Every entry should be repeated exactly. Omit the pictures.

** Begin **

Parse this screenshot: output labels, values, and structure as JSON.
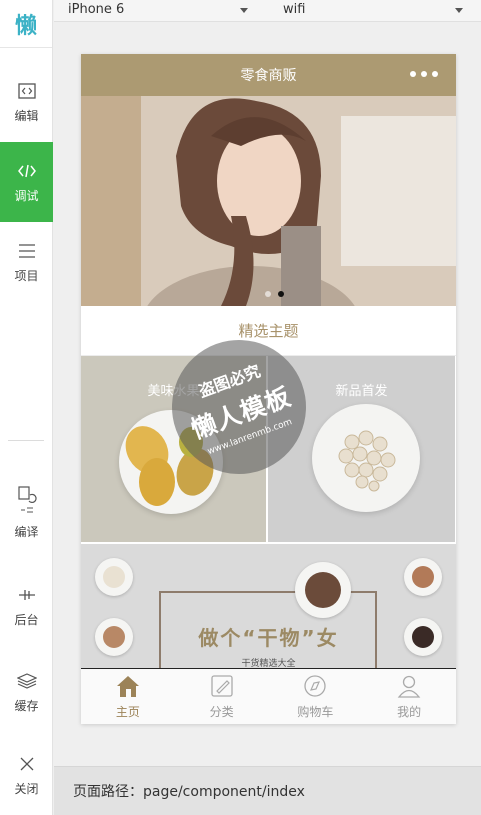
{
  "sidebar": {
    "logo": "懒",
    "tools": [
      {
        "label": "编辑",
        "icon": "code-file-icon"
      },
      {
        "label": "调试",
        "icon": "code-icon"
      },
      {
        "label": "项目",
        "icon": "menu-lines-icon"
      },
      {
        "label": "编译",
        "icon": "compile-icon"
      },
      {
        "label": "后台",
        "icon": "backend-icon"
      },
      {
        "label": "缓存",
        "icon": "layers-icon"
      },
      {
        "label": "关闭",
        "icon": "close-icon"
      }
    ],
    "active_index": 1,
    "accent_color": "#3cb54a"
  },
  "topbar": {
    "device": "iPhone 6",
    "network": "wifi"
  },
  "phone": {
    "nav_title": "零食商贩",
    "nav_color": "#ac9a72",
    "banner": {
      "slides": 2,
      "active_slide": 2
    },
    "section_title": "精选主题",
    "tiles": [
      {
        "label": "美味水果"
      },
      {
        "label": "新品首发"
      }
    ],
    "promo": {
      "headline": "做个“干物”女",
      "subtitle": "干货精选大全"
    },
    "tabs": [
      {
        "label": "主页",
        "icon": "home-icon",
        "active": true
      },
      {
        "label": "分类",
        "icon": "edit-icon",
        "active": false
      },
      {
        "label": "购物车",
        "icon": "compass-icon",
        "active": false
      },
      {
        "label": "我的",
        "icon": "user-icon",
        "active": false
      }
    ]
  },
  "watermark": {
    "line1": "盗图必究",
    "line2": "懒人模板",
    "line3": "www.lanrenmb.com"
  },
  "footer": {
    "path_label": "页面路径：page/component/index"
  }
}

** End **

Problem solution:
Parse this screenshot: output labels, values, and structure as JSON.
{
  "sidebar": {
    "logo": "懒",
    "tools": [
      {
        "label": "编辑",
        "icon": "code-file-icon"
      },
      {
        "label": "调试",
        "icon": "code-icon"
      },
      {
        "label": "项目",
        "icon": "menu-lines-icon"
      },
      {
        "label": "编译",
        "icon": "compile-icon"
      },
      {
        "label": "后台",
        "icon": "backend-icon"
      },
      {
        "label": "缓存",
        "icon": "layers-icon"
      },
      {
        "label": "关闭",
        "icon": "close-icon"
      }
    ],
    "active_index": 1,
    "accent_color": "#3cb54a"
  },
  "topbar": {
    "device": "iPhone 6",
    "network": "wifi"
  },
  "phone": {
    "nav_title": "零食商贩",
    "nav_color": "#ac9a72",
    "banner": {
      "slides": 2,
      "active_slide": 2
    },
    "section_title": "精选主题",
    "tiles": [
      {
        "label": "美味水果"
      },
      {
        "label": "新品首发"
      }
    ],
    "promo": {
      "headline": "做个“干物”女",
      "subtitle": "干货精选大全"
    },
    "tabs": [
      {
        "label": "主页",
        "icon": "home-icon",
        "active": true
      },
      {
        "label": "分类",
        "icon": "edit-icon",
        "active": false
      },
      {
        "label": "购物车",
        "icon": "compass-icon",
        "active": false
      },
      {
        "label": "我的",
        "icon": "user-icon",
        "active": false
      }
    ]
  },
  "watermark": {
    "line1": "盗图必究",
    "line2": "懒人模板",
    "line3": "www.lanrenmb.com"
  },
  "footer": {
    "path_label": "页面路径：page/component/index"
  }
}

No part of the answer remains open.